DATA SHOWN:
"""

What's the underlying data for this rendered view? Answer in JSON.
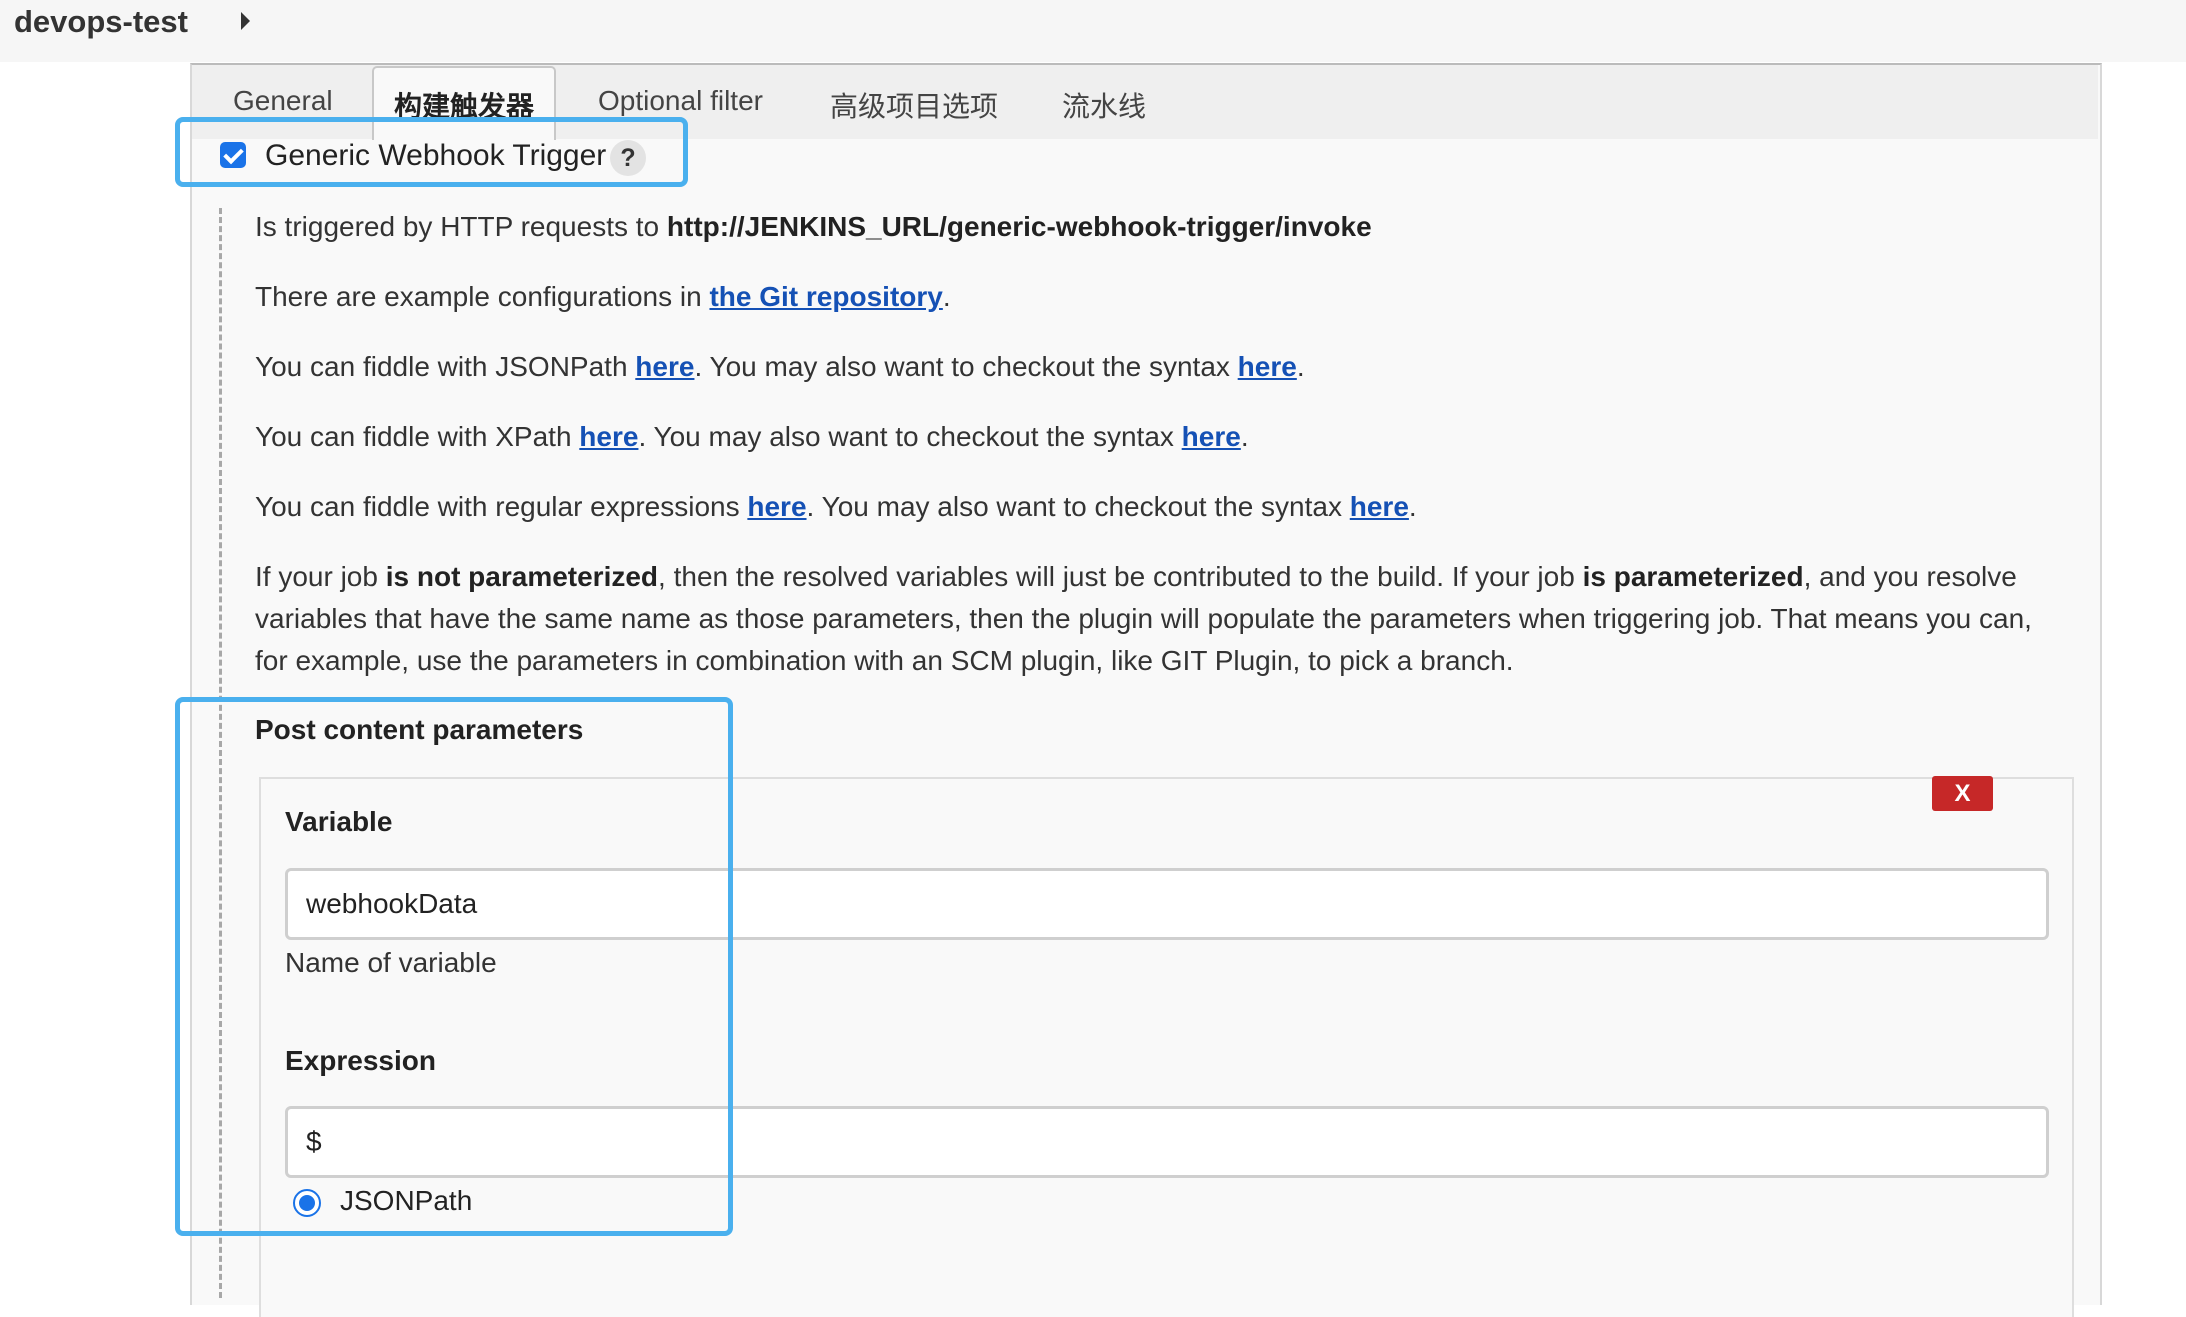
{
  "breadcrumb": {
    "project": "devops-test"
  },
  "tabs": [
    {
      "label": "General"
    },
    {
      "label": "构建触发器"
    },
    {
      "label": "Optional filter"
    },
    {
      "label": "高级项目选项"
    },
    {
      "label": "流水线"
    }
  ],
  "trigger": {
    "label": "Generic Webhook Trigger",
    "checked": true,
    "help": "?"
  },
  "description": {
    "p1_prefix": "Is triggered by HTTP requests to ",
    "p1_url": "http://JENKINS_URL/generic-webhook-trigger/invoke",
    "p2_prefix": "There are example configurations in ",
    "p2_link": "the Git repository",
    "p2_suffix": ".",
    "p3_prefix": "You can fiddle with JSONPath ",
    "p3_link1": "here",
    "p3_mid": ". You may also want to checkout the syntax ",
    "p3_link2": "here",
    "p3_suffix": ".",
    "p4_prefix": "You can fiddle with XPath ",
    "p4_link1": "here",
    "p4_mid": ". You may also want to checkout the syntax ",
    "p4_link2": "here",
    "p4_suffix": ".",
    "p5_prefix": "You can fiddle with regular expressions ",
    "p5_link1": "here",
    "p5_mid": ". You may also want to checkout the syntax ",
    "p5_link2": "here",
    "p5_suffix": ".",
    "p6_a": "If your job ",
    "p6_b": "is not parameterized",
    "p6_c": ", then the resolved variables will just be contributed to the build. If your job ",
    "p6_d": "is parameterized",
    "p6_e": ", and you resolve variables that have the same name as those parameters, then the plugin will populate the parameters when triggering job. That means you can, for example, use the parameters in combination with an SCM plugin, like GIT Plugin, to pick a branch."
  },
  "post_content": {
    "section_title": "Post content parameters",
    "delete_label": "X",
    "variable_label": "Variable",
    "variable_value": "webhookData",
    "variable_hint": "Name of variable",
    "expression_label": "Expression",
    "expression_value": "$",
    "expression_type": "JSONPath"
  },
  "colors": {
    "highlight": "#4ab0ee",
    "link": "#1551b5",
    "delete_button": "#c62828",
    "checkbox": "#1a73e8"
  }
}
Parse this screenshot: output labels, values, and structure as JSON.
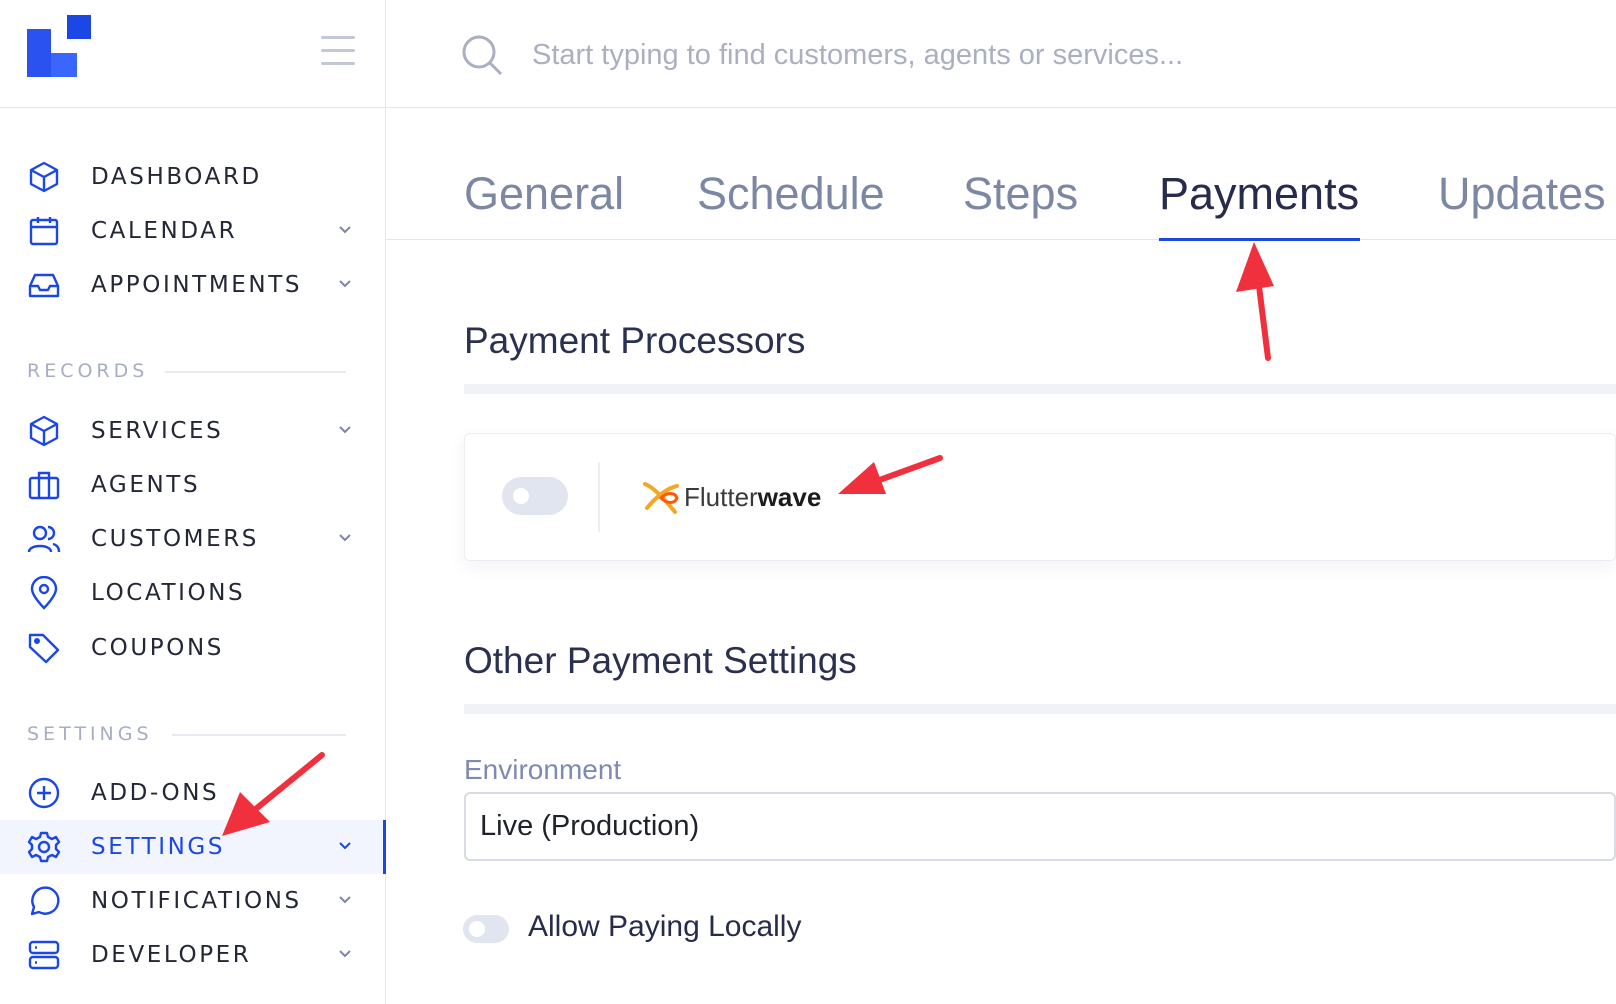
{
  "colors": {
    "accent": "#1b47e6",
    "muted": "#7c87a3",
    "annotation": "#f0303c"
  },
  "sidebar": {
    "main_items": [
      {
        "label": "DASHBOARD",
        "icon": "cube-icon"
      },
      {
        "label": "CALENDAR",
        "icon": "calendar-icon"
      },
      {
        "label": "APPOINTMENTS",
        "icon": "inbox-icon"
      }
    ],
    "records_heading": "RECORDS",
    "records_items": [
      {
        "label": "SERVICES",
        "icon": "cube-icon"
      },
      {
        "label": "AGENTS",
        "icon": "briefcase-icon"
      },
      {
        "label": "CUSTOMERS",
        "icon": "users-icon"
      },
      {
        "label": "LOCATIONS",
        "icon": "map-pin-icon"
      },
      {
        "label": "COUPONS",
        "icon": "tag-icon"
      }
    ],
    "settings_heading": "SETTINGS",
    "settings_items": [
      {
        "label": "ADD-ONS",
        "icon": "plus-circle-icon"
      },
      {
        "label": "SETTINGS",
        "icon": "gear-icon"
      },
      {
        "label": "NOTIFICATIONS",
        "icon": "chat-bubble-icon"
      },
      {
        "label": "DEVELOPER",
        "icon": "server-icon"
      }
    ]
  },
  "search": {
    "placeholder": "Start typing to find customers, agents or services..."
  },
  "tabs": [
    {
      "label": "General"
    },
    {
      "label": "Schedule"
    },
    {
      "label": "Steps"
    },
    {
      "label": "Payments"
    },
    {
      "label": "Updates"
    }
  ],
  "payment_processors": {
    "heading": "Payment Processors",
    "processor": {
      "name_regular": "Flutter",
      "name_bold": "wave",
      "enabled": false
    }
  },
  "other_settings": {
    "heading": "Other Payment Settings",
    "environment_label": "Environment",
    "environment_value": "Live (Production)",
    "allow_paying_locally_label": "Allow Paying Locally",
    "allow_paying_locally_enabled": false
  }
}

"""

THE PROBLEM: Copy all lines from the entries that contain the word "your".

REPLY:
    "p6_a": "If your job ",
    "p6_c": ", then the resolved variables will just be contributed to the build. If your job ",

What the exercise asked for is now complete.